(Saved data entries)
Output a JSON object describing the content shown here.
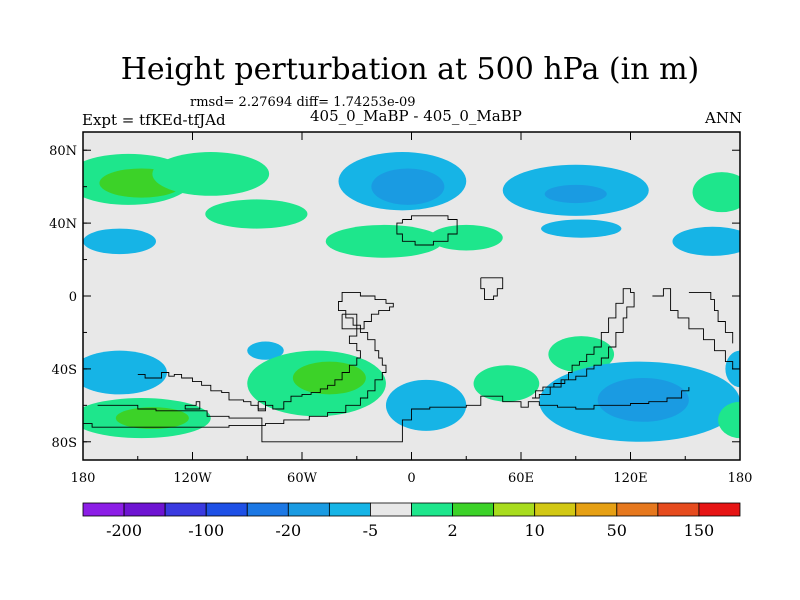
{
  "chart_data": {
    "type": "heatmap",
    "title": "Height perturbation at 500 hPa (in m)",
    "stats_line": "rmsd= 2.27694 diff= 1.74253e-09",
    "left_label": "Expt = tfKEd-tfJAd",
    "center_label": "405_0_MaBP - 405_0_MaBP",
    "right_label": "ANN",
    "x_ticks": [
      {
        "value": -180,
        "label": "180"
      },
      {
        "value": -120,
        "label": "120W"
      },
      {
        "value": -60,
        "label": "60W"
      },
      {
        "value": 0,
        "label": "0"
      },
      {
        "value": 60,
        "label": "60E"
      },
      {
        "value": 120,
        "label": "120E"
      },
      {
        "value": 180,
        "label": "180"
      }
    ],
    "y_ticks": [
      {
        "value": 80,
        "label": "80N"
      },
      {
        "value": 40,
        "label": "40N"
      },
      {
        "value": 0,
        "label": "0"
      },
      {
        "value": -40,
        "label": "40S"
      },
      {
        "value": -80,
        "label": "80S"
      }
    ],
    "xlim": [
      -180,
      180
    ],
    "ylim": [
      -90,
      90
    ],
    "colorbar": {
      "colors": [
        "#8c1ee6",
        "#6e14d2",
        "#3a3ae0",
        "#1e50e6",
        "#1c78e4",
        "#1a9be2",
        "#16b4e6",
        "#e8e8e8",
        "#1ee68c",
        "#3cd228",
        "#a8dc1e",
        "#d2c814",
        "#e6a014",
        "#e6781e",
        "#e64b1e",
        "#e61414"
      ],
      "levels": [
        "-200",
        "-100",
        "-20",
        "-5",
        "2",
        "10",
        "50",
        "150"
      ]
    },
    "regions": [
      {
        "lon": -155,
        "lat": 64,
        "rlon": 35,
        "rlat": 14,
        "color": "#1ee68c"
      },
      {
        "lon": -148,
        "lat": 62,
        "rlon": 23,
        "rlat": 8,
        "color": "#3cd228"
      },
      {
        "lon": -110,
        "lat": 67,
        "rlon": 32,
        "rlat": 12,
        "color": "#1ee68c"
      },
      {
        "lon": -85,
        "lat": 45,
        "rlon": 28,
        "rlat": 8,
        "color": "#1ee68c"
      },
      {
        "lon": -160,
        "lat": 30,
        "rlon": 20,
        "rlat": 7,
        "color": "#16b4e6"
      },
      {
        "lon": -5,
        "lat": 63,
        "rlon": 35,
        "rlat": 16,
        "color": "#16b4e6"
      },
      {
        "lon": -2,
        "lat": 60,
        "rlon": 20,
        "rlat": 10,
        "color": "#1a9be2"
      },
      {
        "lon": -15,
        "lat": 30,
        "rlon": 32,
        "rlat": 9,
        "color": "#1ee68c"
      },
      {
        "lon": 30,
        "lat": 32,
        "rlon": 20,
        "rlat": 7,
        "color": "#1ee68c"
      },
      {
        "lon": 90,
        "lat": 58,
        "rlon": 40,
        "rlat": 14,
        "color": "#16b4e6"
      },
      {
        "lon": 90,
        "lat": 56,
        "rlon": 17,
        "rlat": 5,
        "color": "#1a9be2"
      },
      {
        "lon": 93,
        "lat": 37,
        "rlon": 22,
        "rlat": 5,
        "color": "#16b4e6"
      },
      {
        "lon": 170,
        "lat": 57,
        "rlon": 16,
        "rlat": 11,
        "color": "#1ee68c"
      },
      {
        "lon": 165,
        "lat": 30,
        "rlon": 22,
        "rlat": 8,
        "color": "#16b4e6"
      },
      {
        "lon": -160,
        "lat": -42,
        "rlon": 26,
        "rlat": 12,
        "color": "#16b4e6"
      },
      {
        "lon": -148,
        "lat": -67,
        "rlon": 38,
        "rlat": 11,
        "color": "#1ee68c"
      },
      {
        "lon": -142,
        "lat": -67,
        "rlon": 20,
        "rlat": 6,
        "color": "#3cd228"
      },
      {
        "lon": -80,
        "lat": -30,
        "rlon": 10,
        "rlat": 5,
        "color": "#16b4e6"
      },
      {
        "lon": -52,
        "lat": -48,
        "rlon": 38,
        "rlat": 18,
        "color": "#1ee68c"
      },
      {
        "lon": -45,
        "lat": -45,
        "rlon": 20,
        "rlat": 9,
        "color": "#3cd228"
      },
      {
        "lon": 8,
        "lat": -60,
        "rlon": 22,
        "rlat": 14,
        "color": "#16b4e6"
      },
      {
        "lon": 52,
        "lat": -48,
        "rlon": 18,
        "rlat": 10,
        "color": "#1ee68c"
      },
      {
        "lon": 93,
        "lat": -32,
        "rlon": 18,
        "rlat": 10,
        "color": "#1ee68c"
      },
      {
        "lon": 125,
        "lat": -58,
        "rlon": 55,
        "rlat": 22,
        "color": "#16b4e6"
      },
      {
        "lon": 127,
        "lat": -57,
        "rlon": 25,
        "rlat": 12,
        "color": "#1a9be2"
      },
      {
        "lon": 180,
        "lat": -68,
        "rlon": 12,
        "rlat": 10,
        "color": "#1ee68c"
      },
      {
        "lon": 180,
        "lat": -40,
        "rlon": 8,
        "rlat": 10,
        "color": "#16b4e6"
      }
    ],
    "coastlines": [
      [
        [
          -150,
          -43
        ],
        [
          -146,
          -45
        ],
        [
          -140,
          -45
        ],
        [
          -137,
          -42
        ],
        [
          -133,
          -44
        ],
        [
          -130,
          -43
        ],
        [
          -126,
          -45
        ],
        [
          -120,
          -47
        ],
        [
          -115,
          -49
        ],
        [
          -110,
          -52
        ],
        [
          -104,
          -53
        ],
        [
          -100,
          -57
        ],
        [
          -92,
          -58
        ],
        [
          -88,
          -60
        ],
        [
          -84,
          -63
        ],
        [
          -80,
          -60
        ],
        [
          -76,
          -62
        ],
        [
          -70,
          -58
        ],
        [
          -66,
          -55
        ],
        [
          -60,
          -54
        ],
        [
          -55,
          -53
        ],
        [
          -50,
          -51
        ],
        [
          -46,
          -49
        ],
        [
          -42,
          -46
        ],
        [
          -38,
          -42
        ],
        [
          -34,
          -38
        ],
        [
          -30,
          -34
        ],
        [
          -28,
          -30
        ],
        [
          -30,
          -26
        ],
        [
          -34,
          -22
        ],
        [
          -30,
          -18
        ],
        [
          -26,
          -14
        ],
        [
          -22,
          -10
        ],
        [
          -18,
          -8
        ],
        [
          -12,
          -6
        ],
        [
          -10,
          -4
        ],
        [
          -14,
          -2
        ],
        [
          -20,
          0
        ],
        [
          -28,
          2
        ],
        [
          -34,
          2
        ],
        [
          -38,
          -3
        ],
        [
          -40,
          -8
        ],
        [
          -36,
          -12
        ],
        [
          -32,
          -16
        ],
        [
          -28,
          -20
        ],
        [
          -24,
          -24
        ],
        [
          -20,
          -30
        ],
        [
          -18,
          -34
        ],
        [
          -16,
          -38
        ],
        [
          -14,
          -42
        ],
        [
          -16,
          -46
        ],
        [
          -20,
          -52
        ],
        [
          -24,
          -56
        ],
        [
          -28,
          -60
        ],
        [
          -36,
          -64
        ],
        [
          -46,
          -66
        ],
        [
          -56,
          -68
        ],
        [
          -70,
          -70
        ],
        [
          -80,
          -71
        ],
        [
          -100,
          -72
        ],
        [
          -120,
          -72
        ],
        [
          -140,
          -72
        ],
        [
          -160,
          -72
        ],
        [
          -175,
          -70
        ],
        [
          -180,
          -70
        ]
      ],
      [
        [
          -172,
          -60
        ],
        [
          -160,
          -60
        ],
        [
          -150,
          -62
        ],
        [
          -140,
          -63
        ],
        [
          -125,
          -63
        ],
        [
          -112,
          -66
        ],
        [
          -100,
          -67
        ],
        [
          -82,
          -68
        ],
        [
          -82,
          -80
        ],
        [
          -10,
          -80
        ],
        [
          -5,
          -76
        ],
        [
          -5,
          -68
        ],
        [
          0,
          -62
        ],
        [
          10,
          -61
        ],
        [
          30,
          -60
        ],
        [
          38,
          -55
        ],
        [
          50,
          -58
        ],
        [
          60,
          -61
        ],
        [
          64,
          -58
        ],
        [
          70,
          -60
        ],
        [
          80,
          -61
        ],
        [
          90,
          -62
        ],
        [
          100,
          -60
        ],
        [
          110,
          -60
        ],
        [
          120,
          -59
        ],
        [
          130,
          -58
        ],
        [
          140,
          -56
        ],
        [
          148,
          -52
        ],
        [
          152,
          -50
        ]
      ],
      [
        [
          -84,
          -58
        ],
        [
          -84,
          -62
        ],
        [
          -80,
          -62
        ],
        [
          -80,
          -58
        ],
        [
          -84,
          -58
        ]
      ],
      [
        [
          -38,
          -10
        ],
        [
          -38,
          -18
        ],
        [
          -30,
          -18
        ],
        [
          -30,
          -10
        ],
        [
          -38,
          -10
        ]
      ],
      [
        [
          -5,
          42
        ],
        [
          0,
          44
        ],
        [
          8,
          44
        ],
        [
          16,
          44
        ],
        [
          20,
          42
        ],
        [
          25,
          40
        ],
        [
          25,
          34
        ],
        [
          20,
          30
        ],
        [
          12,
          28
        ],
        [
          5,
          28
        ],
        [
          2,
          30
        ],
        [
          -5,
          30
        ],
        [
          -5,
          34
        ],
        [
          -8,
          36
        ],
        [
          -8,
          40
        ],
        [
          -5,
          42
        ]
      ],
      [
        [
          38,
          10
        ],
        [
          48,
          10
        ],
        [
          50,
          8
        ],
        [
          50,
          4
        ],
        [
          47,
          4
        ],
        [
          47,
          0
        ],
        [
          45,
          -2
        ],
        [
          40,
          -2
        ],
        [
          40,
          4
        ],
        [
          38,
          4
        ],
        [
          38,
          10
        ]
      ],
      [
        [
          66,
          -56
        ],
        [
          70,
          -54
        ],
        [
          76,
          -50
        ],
        [
          82,
          -46
        ],
        [
          86,
          -42
        ],
        [
          88,
          -38
        ],
        [
          92,
          -36
        ],
        [
          96,
          -32
        ],
        [
          100,
          -28
        ],
        [
          104,
          -20
        ],
        [
          108,
          -12
        ],
        [
          112,
          -4
        ],
        [
          116,
          4
        ],
        [
          120,
          2
        ],
        [
          122,
          -6
        ],
        [
          118,
          -12
        ],
        [
          116,
          -20
        ],
        [
          112,
          -28
        ],
        [
          108,
          -34
        ],
        [
          104,
          -38
        ],
        [
          100,
          -40
        ],
        [
          96,
          -44
        ],
        [
          90,
          -46
        ],
        [
          84,
          -48
        ],
        [
          78,
          -50
        ],
        [
          72,
          -52
        ],
        [
          68,
          -56
        ],
        [
          66,
          -56
        ]
      ],
      [
        [
          132,
          0
        ],
        [
          138,
          4
        ],
        [
          142,
          0
        ],
        [
          142,
          -8
        ],
        [
          146,
          -12
        ],
        [
          152,
          -18
        ],
        [
          160,
          -24
        ],
        [
          166,
          -30
        ],
        [
          172,
          -36
        ],
        [
          176,
          -40
        ],
        [
          180,
          -42
        ]
      ],
      [
        [
          152,
          2
        ],
        [
          158,
          2
        ],
        [
          164,
          -2
        ],
        [
          166,
          -8
        ],
        [
          168,
          -14
        ],
        [
          172,
          -20
        ],
        [
          176,
          -26
        ]
      ],
      [
        [
          -124,
          -60
        ],
        [
          -118,
          -58
        ],
        [
          -116,
          -62
        ],
        [
          -122,
          -62
        ],
        [
          -124,
          -60
        ]
      ]
    ]
  }
}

**STATED GOAL**
Scan the listing above and copy all lines containing the word "value".

**RESPONSE TO THIS TASK**
        "value": -180,
        "value": -120,
        "value": -60,
        "value": 0,
        "value": 60,
        "value": 120,
        "value": 180,
        "value": 80,
        "value": 40,
        "value": 0,
        "value": -40,
        "value": -80,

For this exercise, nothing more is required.